Please print every record below exactly as it appears, but leave out the pictures.

### SOURCE DATA
++++++

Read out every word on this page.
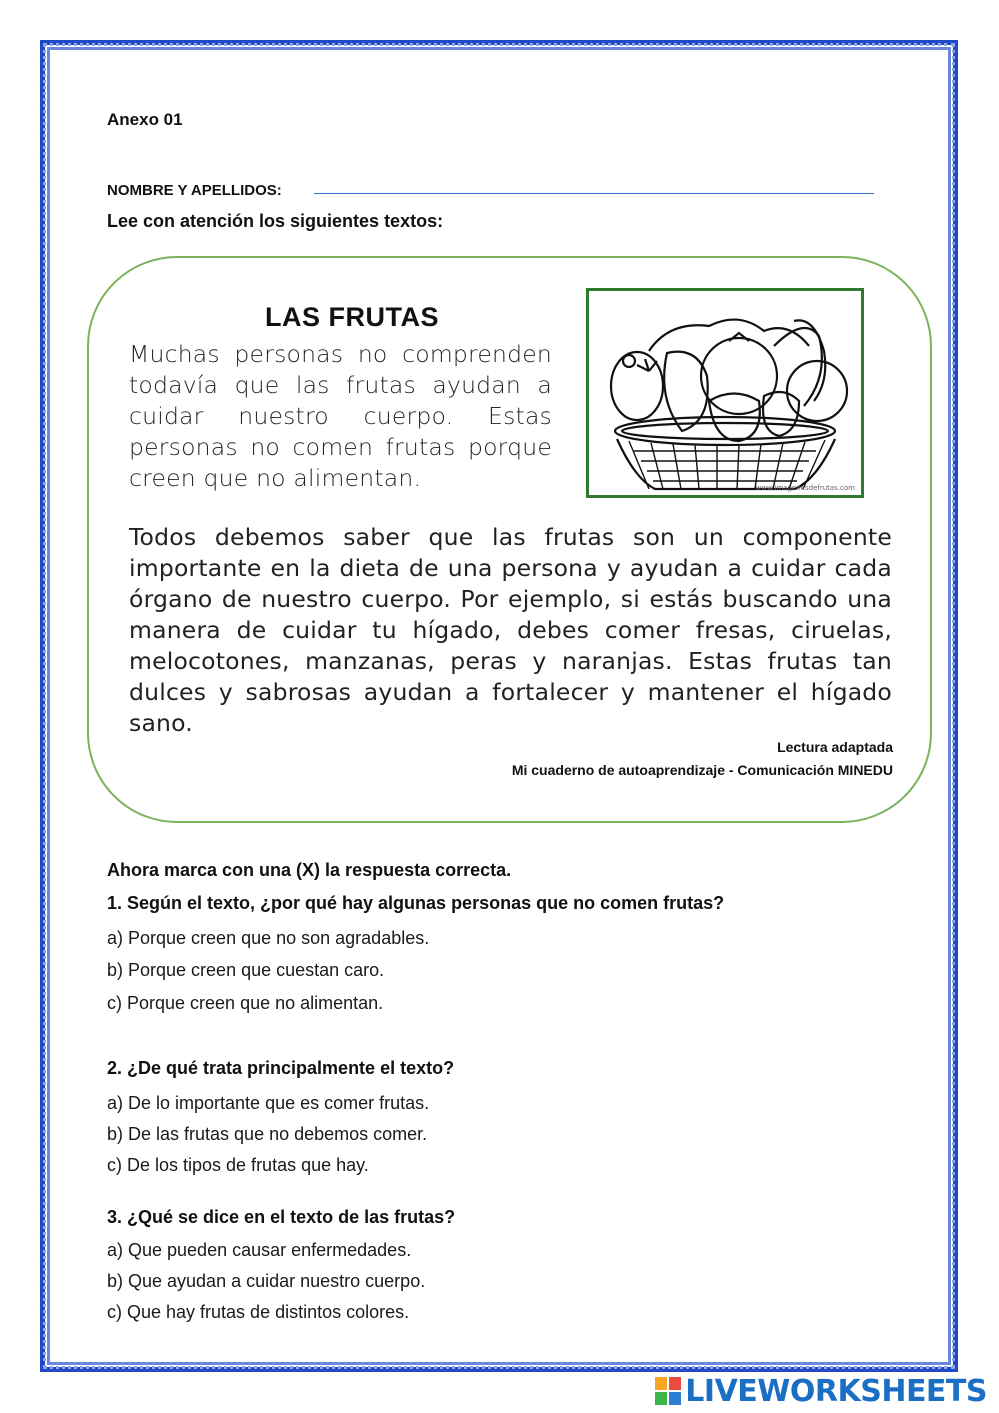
Anexo 01
NOMBRE Y APELLIDOS:
Lee con atención los siguientes textos:
LAS FRUTAS
Muchas personas no comprenden todavía que las frutas ayudan a cuidar nuestro cuerpo. Estas personas no comen frutas porque creen que no alimentan.	www.imagenesdefrutas.com
Todos debemos saber que las frutas son un componente importante en la dieta de una persona y ayudan a cuidar cada órgano de nuestro cuerpo. Por ejemplo, si estás buscando una manera de cuidar tu hígado, debes comer fresas, ciruelas, melocotones, manzanas, peras y naranjas. Estas frutas tan dulces y sabrosas ayudan a fortalecer y mantener el hígado sano.
Lectura adaptada
Mi cuaderno de autoaprendizaje - Comunicación MINEDU
Ahora marca con una (X) la respuesta correcta.
1. Según el texto, ¿por qué hay algunas personas que no comen frutas?
a) Porque creen que no son agradables.
b) Porque creen que cuestan caro.
c) Porque creen que no alimentan.
2. ¿De qué trata principalmente el texto?
a) De lo importante que es comer frutas.
b) De las frutas que no debemos comer.
c) De los tipos de frutas que hay.
3. ¿Qué se dice en el texto de las frutas?
a) Que pueden causar enfermedades.
b) Que ayudan a cuidar nuestro cuerpo.
c) Que hay frutas de distintos colores.
LIVEWORKSHEETS
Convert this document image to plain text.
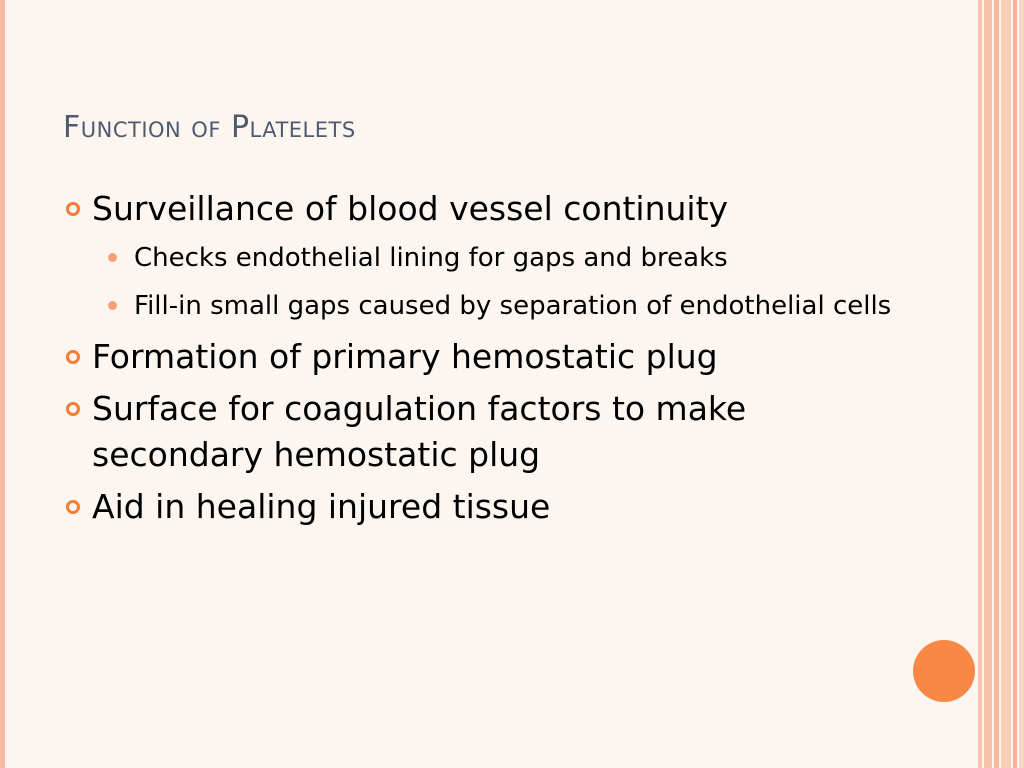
Function of Platelets
Surveillance of blood vessel continuity
Checks endothelial lining for gaps and breaks
Fill-in small gaps caused by separation of endothelial cells
Formation of primary hemostatic plug
Surface for coagulation factors to make secondary hemostatic plug
Aid in healing injured tissue
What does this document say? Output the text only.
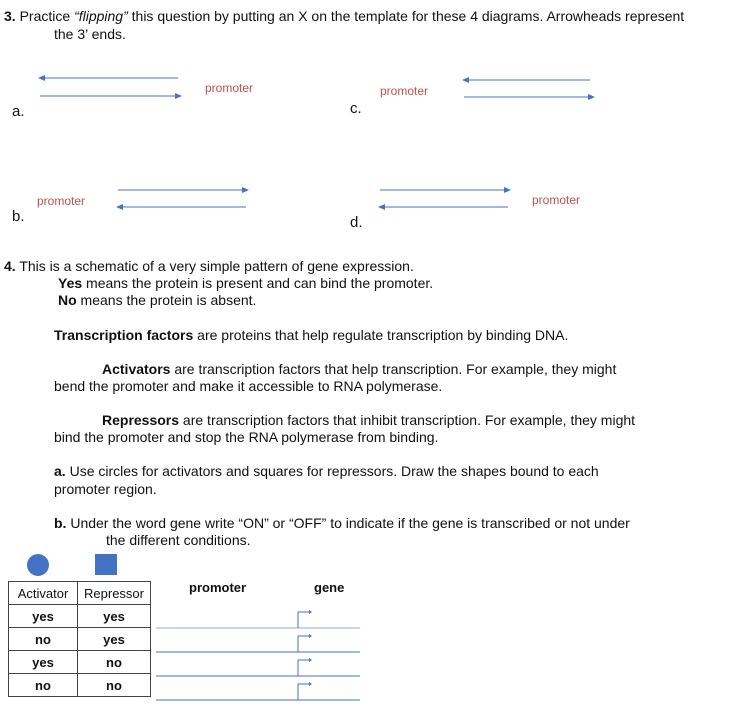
3. Practice “flipping” this question by putting an X on the template for these 4 diagrams. Arrowheads represent
the 3’ ends.
a.
promoter
c.
promoter
b.
promoter
d.
promoter
4. This is a schematic of a very simple pattern of gene expression.
Yes means the protein is present and can bind the promoter.
No means the protein is absent.
Transcription factors are proteins that help regulate transcription by binding DNA.
Activators are transcription factors that help transcription. For example, they might
bend the promoter and make it accessible to RNA polymerase.
Repressors are transcription factors that inhibit transcription. For example, they might
bind the promoter and stop the RNA polymerase from binding.
a. Use circles for activators and squares for repressors. Draw the shapes bound to each
promoter region.
b. Under the word gene write “ON” or “OFF” to indicate if the gene is transcribed or not under
the different conditions.
Activator	Repressor
yes	yes
no	yes
yes	no
no	no
promoter	gene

++++++

### EXERCISE OUTPUT
Read out every word on this page.
Anexo 01
NOMBRE Y APELLIDOS:
Lee con atención los siguientes textos:
LAS FRUTAS
Muchas personas no comprenden todavía que las frutas ayudan a cuidar nuestro cuerpo. Estas personas no comen frutas porque creen que no alimentan.	www.imagenesdefrutas.com
Todos debemos saber que las frutas son un componente importante en la dieta de una persona y ayudan a cuidar cada órgano de nuestro cuerpo. Por ejemplo, si estás buscando una manera de cuidar tu hígado, debes comer fresas, ciruelas, melocotones, manzanas, peras y naranjas. Estas frutas tan dulces y sabrosas ayudan a fortalecer y mantener el hígado sano.
Lectura adaptada
Mi cuaderno de autoaprendizaje - Comunicación MINEDU
Ahora marca con una (X) la respuesta correcta.
1. Según el texto, ¿por qué hay algunas personas que no comen frutas?
a) Porque creen que no son agradables.
b) Porque creen que cuestan caro.
c) Porque creen que no alimentan.
2. ¿De qué trata principalmente el texto?
a) De lo importante que es comer frutas.
b) De las frutas que no debemos comer.
c) De los tipos de frutas que hay.
3. ¿Qué se dice en el texto de las frutas?
a) Que pueden causar enfermedades.
b) Que ayudan a cuidar nuestro cuerpo.
c) Que hay frutas de distintos colores.
LIVEWORKSHEETS
Convert this document image to plain text.
Function of Platelets
Surveillance of blood vessel continuity
Checks endothelial lining for gaps and breaks
Fill-in small gaps caused by separation of endothelial cells
Formation of primary hemostatic plug
Surface for coagulation factors to make secondary hemostatic plug
Aid in healing injured tissue
What does this document say? Output the text only.
3. Practice “flipping” this question by putting an X on the template for these 4 diagrams. Arrowheads represent
the 3’ ends.
a.
promoter
c.
promoter
b.
promoter
d.
promoter
4. This is a schematic of a very simple pattern of gene expression.
Yes means the protein is present and can bind the promoter.
No means the protein is absent.
Transcription factors are proteins that help regulate transcription by binding DNA.
Activators are transcription factors that help transcription. For example, they might
bend the promoter and make it accessible to RNA polymerase.
Repressors are transcription factors that inhibit transcription. For example, they might
bind the promoter and stop the RNA polymerase from binding.
a. Use circles for activators and squares for repressors. Draw the shapes bound to each
promoter region.
b. Under the word gene write “ON” or “OFF” to indicate if the gene is transcribed or not under
the different conditions.
Activator	Repressor
yes	yes
no	yes
yes	no
no	no
promoter	gene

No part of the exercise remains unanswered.